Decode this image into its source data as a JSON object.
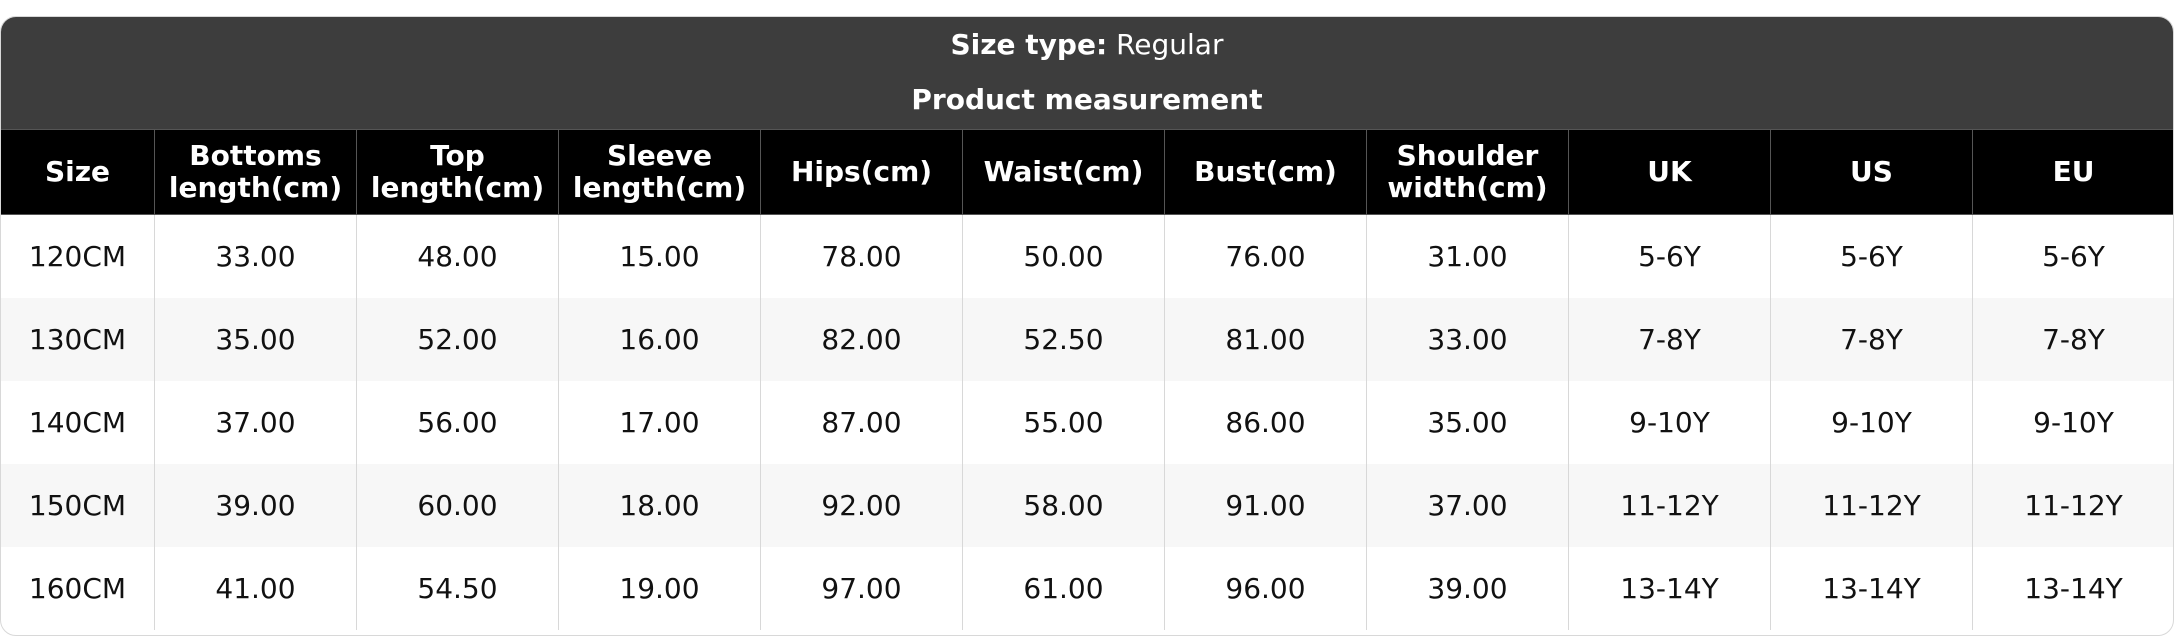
{
  "header": {
    "size_type_label": "Size type:",
    "size_type_value": "Regular",
    "title": "Product measurement"
  },
  "table": {
    "columns": [
      "Size",
      "Bottoms length(cm)",
      "Top length(cm)",
      "Sleeve length(cm)",
      "Hips(cm)",
      "Waist(cm)",
      "Bust(cm)",
      "Shoulder width(cm)",
      "UK",
      "US",
      "EU"
    ],
    "columns_lines": [
      [
        "Size"
      ],
      [
        "Bottoms",
        "length(cm)"
      ],
      [
        "Top",
        "length(cm)"
      ],
      [
        "Sleeve",
        "length(cm)"
      ],
      [
        "Hips(cm)"
      ],
      [
        "Waist(cm)"
      ],
      [
        "Bust(cm)"
      ],
      [
        "Shoulder",
        "width(cm)"
      ],
      [
        "UK"
      ],
      [
        "US"
      ],
      [
        "EU"
      ]
    ],
    "rows": [
      [
        "120CM",
        "33.00",
        "48.00",
        "15.00",
        "78.00",
        "50.00",
        "76.00",
        "31.00",
        "5-6Y",
        "5-6Y",
        "5-6Y"
      ],
      [
        "130CM",
        "35.00",
        "52.00",
        "16.00",
        "82.00",
        "52.50",
        "81.00",
        "33.00",
        "7-8Y",
        "7-8Y",
        "7-8Y"
      ],
      [
        "140CM",
        "37.00",
        "56.00",
        "17.00",
        "87.00",
        "55.00",
        "86.00",
        "35.00",
        "9-10Y",
        "9-10Y",
        "9-10Y"
      ],
      [
        "150CM",
        "39.00",
        "60.00",
        "18.00",
        "92.00",
        "58.00",
        "91.00",
        "37.00",
        "11-12Y",
        "11-12Y",
        "11-12Y"
      ],
      [
        "160CM",
        "41.00",
        "54.50",
        "19.00",
        "97.00",
        "61.00",
        "96.00",
        "39.00",
        "13-14Y",
        "13-14Y",
        "13-14Y"
      ]
    ]
  },
  "colors": {
    "title_bar": "#3d3d3d",
    "header_row": "#000000",
    "alt_row": "#f7f7f7"
  }
}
---------------
> _Problem to work on_
Pictures in the records above are not copied; print everything else exactly.

> _Answer_
Decode this image into its source data as a JSON object.
{
  "header": {
    "size_type_label": "Size type:",
    "size_type_value": "Regular",
    "title": "Product measurement"
  },
  "table": {
    "columns": [
      "Size",
      "Bottoms length(cm)",
      "Top length(cm)",
      "Sleeve length(cm)",
      "Hips(cm)",
      "Waist(cm)",
      "Bust(cm)",
      "Shoulder width(cm)",
      "UK",
      "US",
      "EU"
    ],
    "columns_lines": [
      [
        "Size"
      ],
      [
        "Bottoms",
        "length(cm)"
      ],
      [
        "Top",
        "length(cm)"
      ],
      [
        "Sleeve",
        "length(cm)"
      ],
      [
        "Hips(cm)"
      ],
      [
        "Waist(cm)"
      ],
      [
        "Bust(cm)"
      ],
      [
        "Shoulder",
        "width(cm)"
      ],
      [
        "UK"
      ],
      [
        "US"
      ],
      [
        "EU"
      ]
    ],
    "rows": [
      [
        "120CM",
        "33.00",
        "48.00",
        "15.00",
        "78.00",
        "50.00",
        "76.00",
        "31.00",
        "5-6Y",
        "5-6Y",
        "5-6Y"
      ],
      [
        "130CM",
        "35.00",
        "52.00",
        "16.00",
        "82.00",
        "52.50",
        "81.00",
        "33.00",
        "7-8Y",
        "7-8Y",
        "7-8Y"
      ],
      [
        "140CM",
        "37.00",
        "56.00",
        "17.00",
        "87.00",
        "55.00",
        "86.00",
        "35.00",
        "9-10Y",
        "9-10Y",
        "9-10Y"
      ],
      [
        "150CM",
        "39.00",
        "60.00",
        "18.00",
        "92.00",
        "58.00",
        "91.00",
        "37.00",
        "11-12Y",
        "11-12Y",
        "11-12Y"
      ],
      [
        "160CM",
        "41.00",
        "54.50",
        "19.00",
        "97.00",
        "61.00",
        "96.00",
        "39.00",
        "13-14Y",
        "13-14Y",
        "13-14Y"
      ]
    ]
  },
  "colors": {
    "title_bar": "#3d3d3d",
    "header_row": "#000000",
    "alt_row": "#f7f7f7"
  }
}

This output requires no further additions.